§ **Saved entries**:
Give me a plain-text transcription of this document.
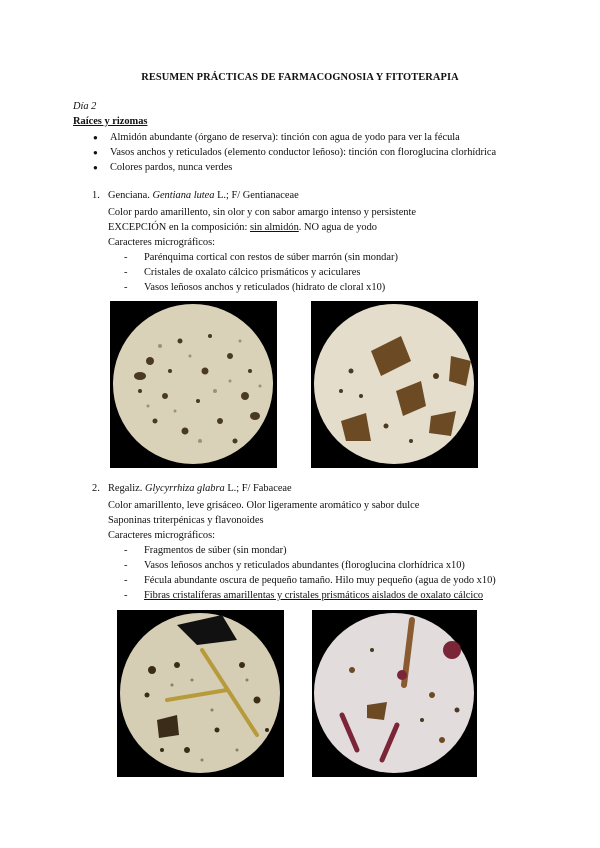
RESUMEN PRÁCTICAS DE FARMACOGNOSIA Y FITOTERAPIA
Día 2
Raíces y rizomas
● Almidón abundante (órgano de reserva): tinción con agua de yodo para ver la fécula
● Vasos anchos y reticulados (elemento conductor leñoso): tinción con floroglucina clorhídrica
● Colores pardos, nunca verdes
1. Genciana. Gentiana lutea L.; F/ Gentianaceae
Color pardo amarillento, sin olor y con sabor amargo intenso y persistente
EXCEPCIÓN en la composición: sin almidón. NO agua de yodo
Caracteres micrográficos:
- Parénquima cortical con restos de súber marrón (sin mondar)
- Cristales de oxalato cálcico prismáticos y aciculares
- Vasos leñosos anchos y reticulados (hidrato de cloral x10)
2. Regaliz. Glycyrrhiza glabra L.; F/ Fabaceae
Color amarillento, leve grisáceo. Olor ligeramente aromático y sabor dulce
Saponinas triterpénicas y flavonoides
Caracteres micrográficos:
- Fragmentos de súber (sin mondar)
- Vasos leñosos anchos y reticulados abundantes (floroglucina clorhídrica x10)
- Fécula abundante oscura de pequeño tamaño. Hilo muy pequeño (agua de yodo x10)
- Fibras cristalíferas amarillentas y cristales prismáticos aislados de oxalato cálcico
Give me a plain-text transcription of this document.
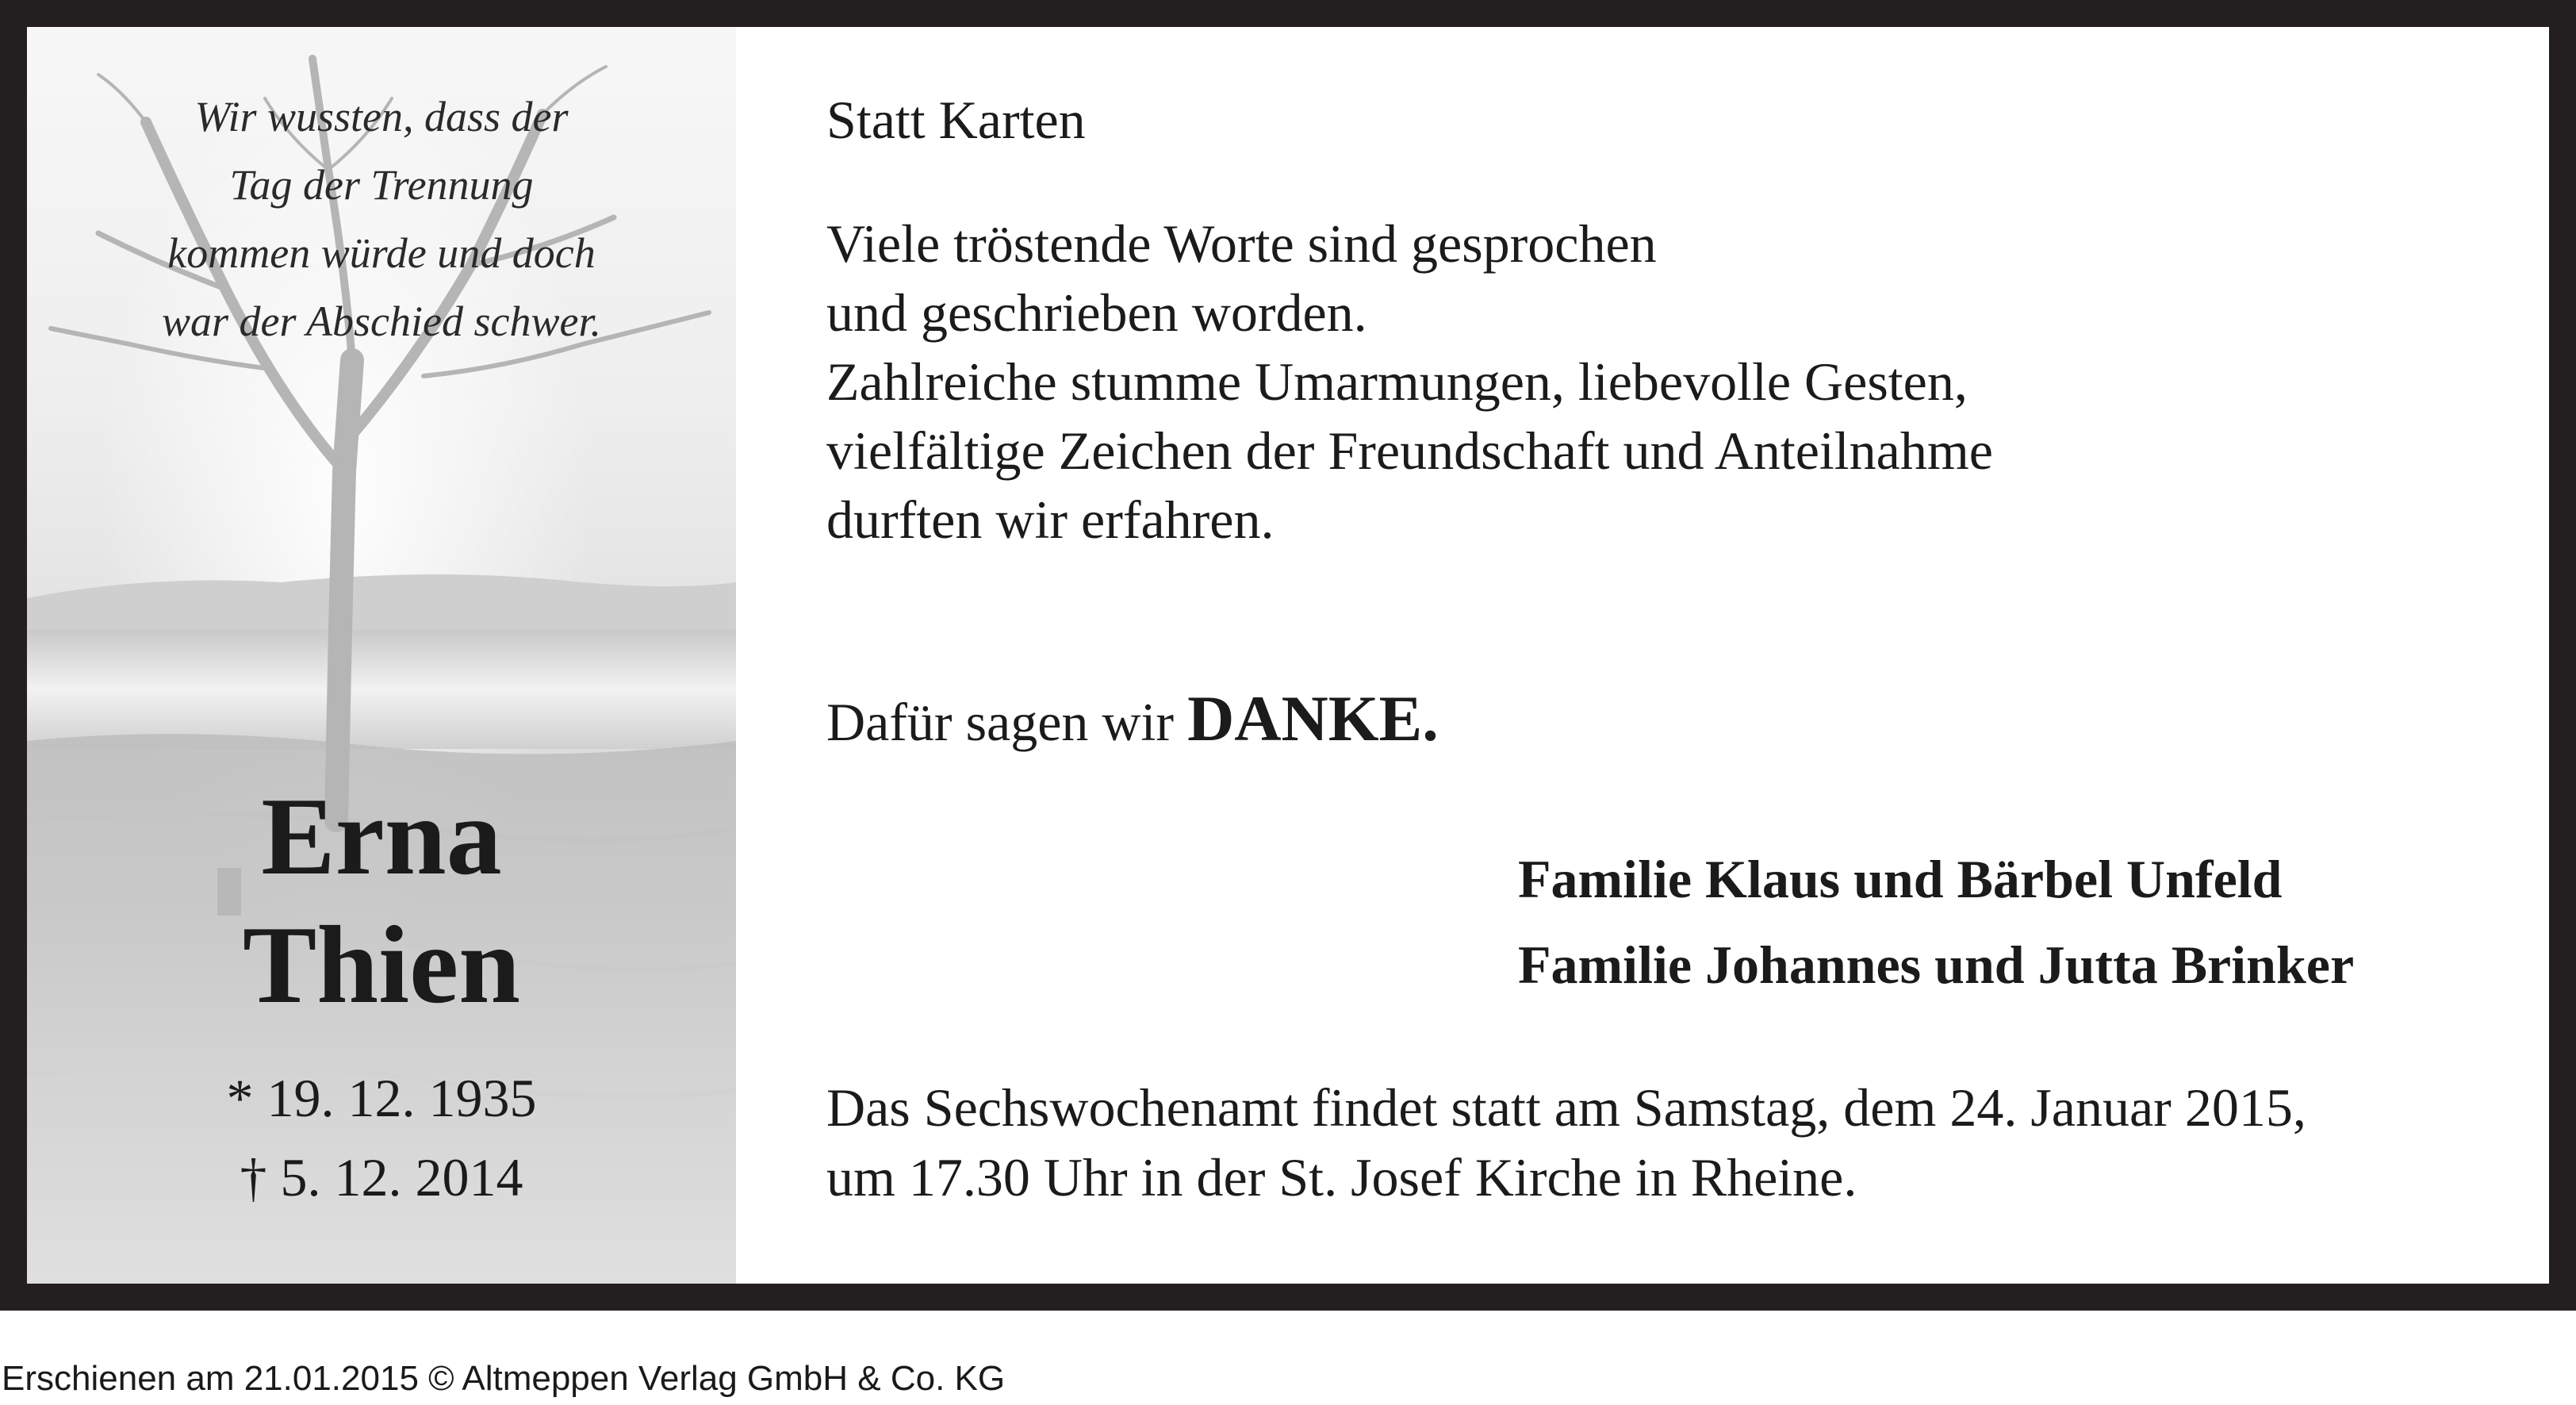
Wir wussten, dass der
Tag der Trennung
kommen würde und doch
war der Abschied schwer.
Erna
Thien
* 19. 12. 1935
† 5. 12. 2014
Statt Karten
Viele tröstende Worte sind gesprochen
und geschrieben worden.
Zahlreiche stumme Umarmungen, liebevolle Gesten,
vielfältige Zeichen der Freundschaft und Anteilnahme
durften wir erfahren.
Dafür sagen wir DANKE.
Familie Klaus und Bärbel Unfeld
Familie Johannes und Jutta Brinker
Das Sechswochenamt findet statt am Samstag, dem 24. Januar 2015,
um 17.30 Uhr in der St. Josef Kirche in Rheine.
Erschienen am 21.01.2015 © Altmeppen Verlag GmbH & Co. KG
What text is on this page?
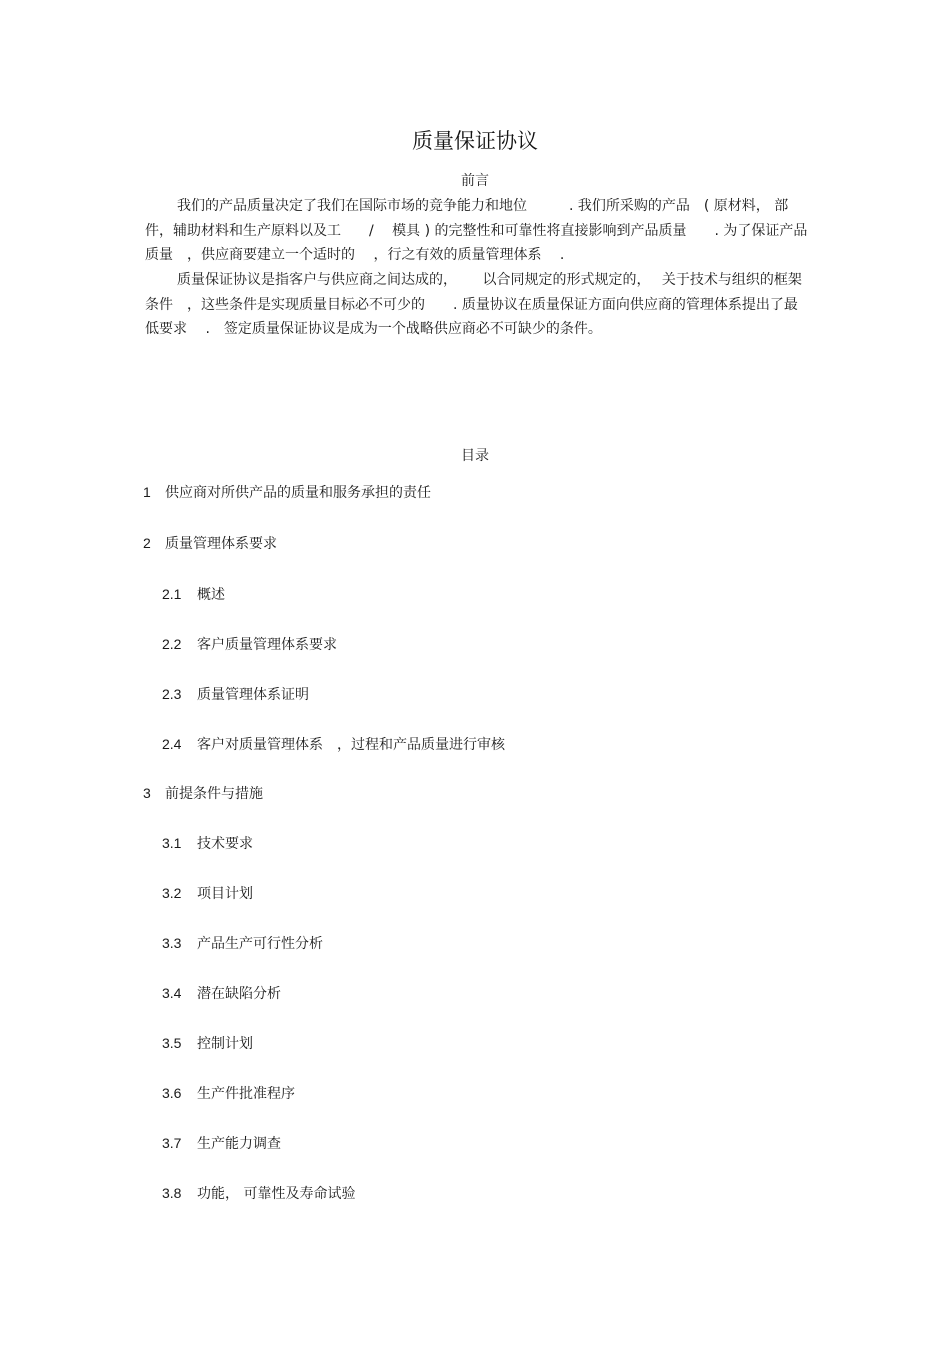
质量保证协议
前言

我们的产品质量决定了我们在国际市场的竞争能力和地位　　　. 我们所采购的产品　( 原材料， 部件，辅助材料和生产原料以及工　　/　 模具 ) 的完整性和可靠性将直接影响到产品质量　　. 为了保证产品质量　，供应商要建立一个适时的　 ，行之有效的质量管理体系　 .

质量保证协议是指客户与供应商之间达成的，　　 以合同规定的形式规定的，　 关于技术与组织的框架条件　，这些条件是实现质量目标必不可少的　　. 质量协议在质量保证方面向供应商的管理体系提出了最低要求　 .　签定质量保证协议是成为一个战略供应商必不可缺少的条件。

目录
1 供应商对所供产品的质量和服务承担的责任
2 质量管理体系要求
2.1 概述
2.2 客户质量管理体系要求
2.3 质量管理体系证明
2.4 客户对质量管理体系　，过程和产品质量进行审核
3 前提条件与措施
3.1 技术要求
3.2 项目计划
3.3 产品生产可行性分析
3.4 潜在缺陷分析
3.5 控制计划
3.6 生产件批准程序
3.7 生产能力调查
3.8 功能， 可靠性及寿命试验
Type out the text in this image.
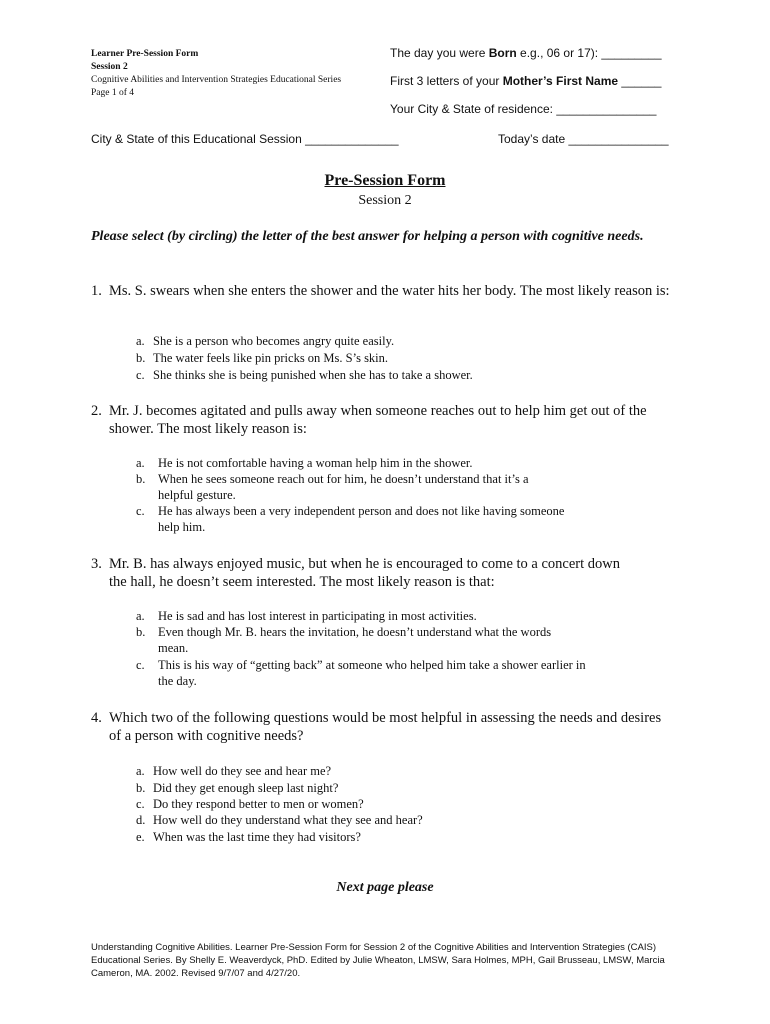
Learner Pre-Session Form
Session 2
Cognitive Abilities and Intervention Strategies Educational Series
Page 1 of 4
The day you were Born e.g., 06 or 17): _________
First 3 letters of your Mother’s First Name ______
Your City & State of residence: _______________
City & State of this Educational Session ______________	Today’s date _______________
Pre-Session Form
Session 2
Please select (by circling) the letter of the best answer for helping a person with cognitive needs.
1. Ms. S. swears when she enters the shower and the water hits her body. The most likely reason is:
a. She is a person who becomes angry quite easily.
b. The water feels like pin pricks on Ms. S’s skin.
c. She thinks she is being punished when she has to take a shower.
2. Mr. J. becomes agitated and pulls away when someone reaches out to help him get out of the shower. The most likely reason is:
a. He is not comfortable having a woman help him in the shower.
b. When he sees someone reach out for him, he doesn’t understand that it’s a helpful gesture.
c. He has always been a very independent person and does not like having someone help him.
3. Mr. B. has always enjoyed music, but when he is encouraged to come to a concert down the hall, he doesn’t seem interested. The most likely reason is that:
a. He is sad and has lost interest in participating in most activities.
b. Even though Mr. B. hears the invitation, he doesn’t understand what the words mean.
c. This is his way of “getting back” at someone who helped him take a shower earlier in the day.
4. Which two of the following questions would be most helpful in assessing the needs and desires of a person with cognitive needs?
a. How well do they see and hear me?
b. Did they get enough sleep last night?
c. Do they respond better to men or women?
d. How well do they understand what they see and hear?
e. When was the last time they had visitors?
Next page please
Understanding Cognitive Abilities. Learner Pre-Session Form for Session 2 of the Cognitive Abilities and Intervention Strategies (CAIS) Educational Series. By Shelly E. Weaverdyck, PhD. Edited by Julie Wheaton, LMSW, Sara Holmes, MPH, Gail Brusseau, LMSW, Marcia Cameron, MA. 2002. Revised 9/7/07 and 4/27/20.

§ **Requirement**:
Restate the whole of the material word for word without the pictures.

§ **Solution**:
Give me a plain-text transcription of this document.
RESUMEN PRÁCTICAS DE FARMACOGNOSIA Y FITOTERAPIA
Día 2
Raíces y rizomas
● Almidón abundante (órgano de reserva): tinción con agua de yodo para ver la fécula
● Vasos anchos y reticulados (elemento conductor leñoso): tinción con floroglucina clorhídrica
● Colores pardos, nunca verdes
1. Genciana. Gentiana lutea L.; F/ Gentianaceae
Color pardo amarillento, sin olor y con sabor amargo intenso y persistente
EXCEPCIÓN en la composición: sin almidón. NO agua de yodo
Caracteres micrográficos:
- Parénquima cortical con restos de súber marrón (sin mondar)
- Cristales de oxalato cálcico prismáticos y aciculares
- Vasos leñosos anchos y reticulados (hidrato de cloral x10)
2. Regaliz. Glycyrrhiza glabra L.; F/ Fabaceae
Color amarillento, leve grisáceo. Olor ligeramente aromático y sabor dulce
Saponinas triterpénicas y flavonoides
Caracteres micrográficos:
- Fragmentos de súber (sin mondar)
- Vasos leñosos anchos y reticulados abundantes (floroglucina clorhídrica x10)
- Fécula abundante oscura de pequeño tamaño. Hilo muy pequeño (agua de yodo x10)
- Fibras cristalíferas amarillentas y cristales prismáticos aislados de oxalato cálcico
Give me a plain-text transcription of this document.
Wir wussten, dass der
Tag der Trennung
kommen würde und doch
war der Abschied schwer.
Erna
Thien
* 19. 12. 1935
† 5. 12. 2014
Statt Karten
Viele tröstende Worte sind gesprochen
und geschrieben worden.
Zahlreiche stumme Umarmungen, liebevolle Gesten,
vielfältige Zeichen der Freundschaft und Anteilnahme
durften wir erfahren.
Dafür sagen wir DANKE.
Familie Klaus und Bärbel Unfeld
Familie Johannes und Jutta Brinker
Das Sechswochenamt findet statt am Samstag, dem 24. Januar 2015,
um 17.30 Uhr in der St. Josef Kirche in Rheine.
Erschienen am 21.01.2015 © Altmeppen Verlag GmbH & Co. KG
What text is on this page?
质量保证协议
前言

我们的产品质量决定了我们在国际市场的竞争能力和地位　　　. 我们所采购的产品　( 原材料， 部件，辅助材料和生产原料以及工　　/　 模具 ) 的完整性和可靠性将直接影响到产品质量　　. 为了保证产品质量　，供应商要建立一个适时的　 ，行之有效的质量管理体系　 .

质量保证协议是指客户与供应商之间达成的，　　 以合同规定的形式规定的，　 关于技术与组织的框架条件　，这些条件是实现质量目标必不可少的　　. 质量协议在质量保证方面向供应商的管理体系提出了最低要求　 .　签定质量保证协议是成为一个战略供应商必不可缺少的条件。

目录
1 供应商对所供产品的质量和服务承担的责任
2 质量管理体系要求
2.1 概述
2.2 客户质量管理体系要求
2.3 质量管理体系证明
2.4 客户对质量管理体系　，过程和产品质量进行审核
3 前提条件与措施
3.1 技术要求
3.2 项目计划
3.3 产品生产可行性分析
3.4 潜在缺陷分析
3.5 控制计划
3.6 生产件批准程序
3.7 生产能力调查
3.8 功能， 可靠性及寿命试验
Type out the text in this image.
Learner Pre-Session Form
Session 2
Cognitive Abilities and Intervention Strategies Educational Series
Page 1 of 4
The day you were Born e.g., 06 or 17): _________
First 3 letters of your Mother’s First Name ______
Your City & State of residence: _______________
City & State of this Educational Session ______________	Today’s date _______________
Pre-Session Form
Session 2
Please select (by circling) the letter of the best answer for helping a person with cognitive needs.
1. Ms. S. swears when she enters the shower and the water hits her body. The most likely reason is:
a. She is a person who becomes angry quite easily.
b. The water feels like pin pricks on Ms. S’s skin.
c. She thinks she is being punished when she has to take a shower.
2. Mr. J. becomes agitated and pulls away when someone reaches out to help him get out of the shower. The most likely reason is:
a. He is not comfortable having a woman help him in the shower.
b. When he sees someone reach out for him, he doesn’t understand that it’s a helpful gesture.
c. He has always been a very independent person and does not like having someone help him.
3. Mr. B. has always enjoyed music, but when he is encouraged to come to a concert down the hall, he doesn’t seem interested. The most likely reason is that:
a. He is sad and has lost interest in participating in most activities.
b. Even though Mr. B. hears the invitation, he doesn’t understand what the words mean.
c. This is his way of “getting back” at someone who helped him take a shower earlier in the day.
4. Which two of the following questions would be most helpful in assessing the needs and desires of a person with cognitive needs?
a. How well do they see and hear me?
b. Did they get enough sleep last night?
c. Do they respond better to men or women?
d. How well do they understand what they see and hear?
e. When was the last time they had visitors?
Next page please
Understanding Cognitive Abilities. Learner Pre-Session Form for Session 2 of the Cognitive Abilities and Intervention Strategies (CAIS) Educational Series. By Shelly E. Weaverdyck, PhD. Edited by Julie Wheaton, LMSW, Sara Holmes, MPH, Gail Brusseau, LMSW, Marcia Cameron, MA. 2002. Revised 9/7/07 and 4/27/20.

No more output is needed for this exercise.